■ What is asked
Below is a set of records; restate each one word for word.

##### Source records #####

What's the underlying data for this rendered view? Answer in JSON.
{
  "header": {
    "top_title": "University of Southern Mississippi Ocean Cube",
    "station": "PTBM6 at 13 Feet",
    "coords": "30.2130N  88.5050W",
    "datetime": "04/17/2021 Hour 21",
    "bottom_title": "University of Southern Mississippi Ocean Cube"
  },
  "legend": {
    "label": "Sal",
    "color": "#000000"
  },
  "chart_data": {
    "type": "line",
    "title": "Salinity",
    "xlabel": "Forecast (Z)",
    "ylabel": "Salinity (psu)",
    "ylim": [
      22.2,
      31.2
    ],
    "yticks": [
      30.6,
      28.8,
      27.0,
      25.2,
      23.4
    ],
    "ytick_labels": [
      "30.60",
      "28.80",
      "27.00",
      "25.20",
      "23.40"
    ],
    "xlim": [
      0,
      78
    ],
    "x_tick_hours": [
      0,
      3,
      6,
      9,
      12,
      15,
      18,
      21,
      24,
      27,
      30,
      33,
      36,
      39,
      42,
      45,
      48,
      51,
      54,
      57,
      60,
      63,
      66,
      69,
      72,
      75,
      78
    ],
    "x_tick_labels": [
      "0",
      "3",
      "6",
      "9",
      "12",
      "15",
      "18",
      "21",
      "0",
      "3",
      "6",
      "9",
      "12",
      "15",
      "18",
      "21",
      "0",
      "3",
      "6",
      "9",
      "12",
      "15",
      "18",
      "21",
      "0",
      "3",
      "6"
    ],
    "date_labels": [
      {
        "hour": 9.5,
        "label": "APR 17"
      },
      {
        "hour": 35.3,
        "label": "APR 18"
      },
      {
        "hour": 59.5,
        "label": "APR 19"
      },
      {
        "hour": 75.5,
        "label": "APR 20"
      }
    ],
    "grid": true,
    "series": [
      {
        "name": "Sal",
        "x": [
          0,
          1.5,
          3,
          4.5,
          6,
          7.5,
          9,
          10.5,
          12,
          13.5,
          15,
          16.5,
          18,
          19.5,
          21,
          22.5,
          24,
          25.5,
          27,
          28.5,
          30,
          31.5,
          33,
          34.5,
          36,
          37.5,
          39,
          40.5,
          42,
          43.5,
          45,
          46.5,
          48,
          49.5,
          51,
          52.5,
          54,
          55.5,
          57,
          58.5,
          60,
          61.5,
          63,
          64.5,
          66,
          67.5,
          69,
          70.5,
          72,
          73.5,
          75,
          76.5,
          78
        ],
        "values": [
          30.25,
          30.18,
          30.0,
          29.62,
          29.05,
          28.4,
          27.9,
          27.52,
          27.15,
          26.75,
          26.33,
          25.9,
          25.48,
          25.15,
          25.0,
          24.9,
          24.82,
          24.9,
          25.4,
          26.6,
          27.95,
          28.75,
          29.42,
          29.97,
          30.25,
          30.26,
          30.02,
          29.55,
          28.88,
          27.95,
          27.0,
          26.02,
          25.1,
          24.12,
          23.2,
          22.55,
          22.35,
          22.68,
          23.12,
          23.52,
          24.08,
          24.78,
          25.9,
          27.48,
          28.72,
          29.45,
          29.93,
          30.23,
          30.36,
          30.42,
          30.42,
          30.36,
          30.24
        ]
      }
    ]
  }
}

#####

■ Answer to the exercise
What's the underlying data for this rendered view? Answer in JSON.
{
  "header": {
    "top_title": "University of Southern Mississippi Ocean Cube",
    "station": "PTBM6 at 13 Feet",
    "coords": "30.2130N  88.5050W",
    "datetime": "04/17/2021 Hour 21",
    "bottom_title": "University of Southern Mississippi Ocean Cube"
  },
  "legend": {
    "label": "Sal",
    "color": "#000000"
  },
  "chart_data": {
    "type": "line",
    "title": "Salinity",
    "xlabel": "Forecast (Z)",
    "ylabel": "Salinity (psu)",
    "ylim": [
      22.2,
      31.2
    ],
    "yticks": [
      30.6,
      28.8,
      27.0,
      25.2,
      23.4
    ],
    "ytick_labels": [
      "30.60",
      "28.80",
      "27.00",
      "25.20",
      "23.40"
    ],
    "xlim": [
      0,
      78
    ],
    "x_tick_hours": [
      0,
      3,
      6,
      9,
      12,
      15,
      18,
      21,
      24,
      27,
      30,
      33,
      36,
      39,
      42,
      45,
      48,
      51,
      54,
      57,
      60,
      63,
      66,
      69,
      72,
      75,
      78
    ],
    "x_tick_labels": [
      "0",
      "3",
      "6",
      "9",
      "12",
      "15",
      "18",
      "21",
      "0",
      "3",
      "6",
      "9",
      "12",
      "15",
      "18",
      "21",
      "0",
      "3",
      "6",
      "9",
      "12",
      "15",
      "18",
      "21",
      "0",
      "3",
      "6"
    ],
    "date_labels": [
      {
        "hour": 9.5,
        "label": "APR 17"
      },
      {
        "hour": 35.3,
        "label": "APR 18"
      },
      {
        "hour": 59.5,
        "label": "APR 19"
      },
      {
        "hour": 75.5,
        "label": "APR 20"
      }
    ],
    "grid": true,
    "series": [
      {
        "name": "Sal",
        "x": [
          0,
          1.5,
          3,
          4.5,
          6,
          7.5,
          9,
          10.5,
          12,
          13.5,
          15,
          16.5,
          18,
          19.5,
          21,
          22.5,
          24,
          25.5,
          27,
          28.5,
          30,
          31.5,
          33,
          34.5,
          36,
          37.5,
          39,
          40.5,
          42,
          43.5,
          45,
          46.5,
          48,
          49.5,
          51,
          52.5,
          54,
          55.5,
          57,
          58.5,
          60,
          61.5,
          63,
          64.5,
          66,
          67.5,
          69,
          70.5,
          72,
          73.5,
          75,
          76.5,
          78
        ],
        "values": [
          30.25,
          30.18,
          30.0,
          29.62,
          29.05,
          28.4,
          27.9,
          27.52,
          27.15,
          26.75,
          26.33,
          25.9,
          25.48,
          25.15,
          25.0,
          24.9,
          24.82,
          24.9,
          25.4,
          26.6,
          27.95,
          28.75,
          29.42,
          29.97,
          30.25,
          30.26,
          30.02,
          29.55,
          28.88,
          27.95,
          27.0,
          26.02,
          25.1,
          24.12,
          23.2,
          22.55,
          22.35,
          22.68,
          23.12,
          23.52,
          24.08,
          24.78,
          25.9,
          27.48,
          28.72,
          29.45,
          29.93,
          30.23,
          30.36,
          30.42,
          30.42,
          30.36,
          30.24
        ]
      }
    ]
  }
}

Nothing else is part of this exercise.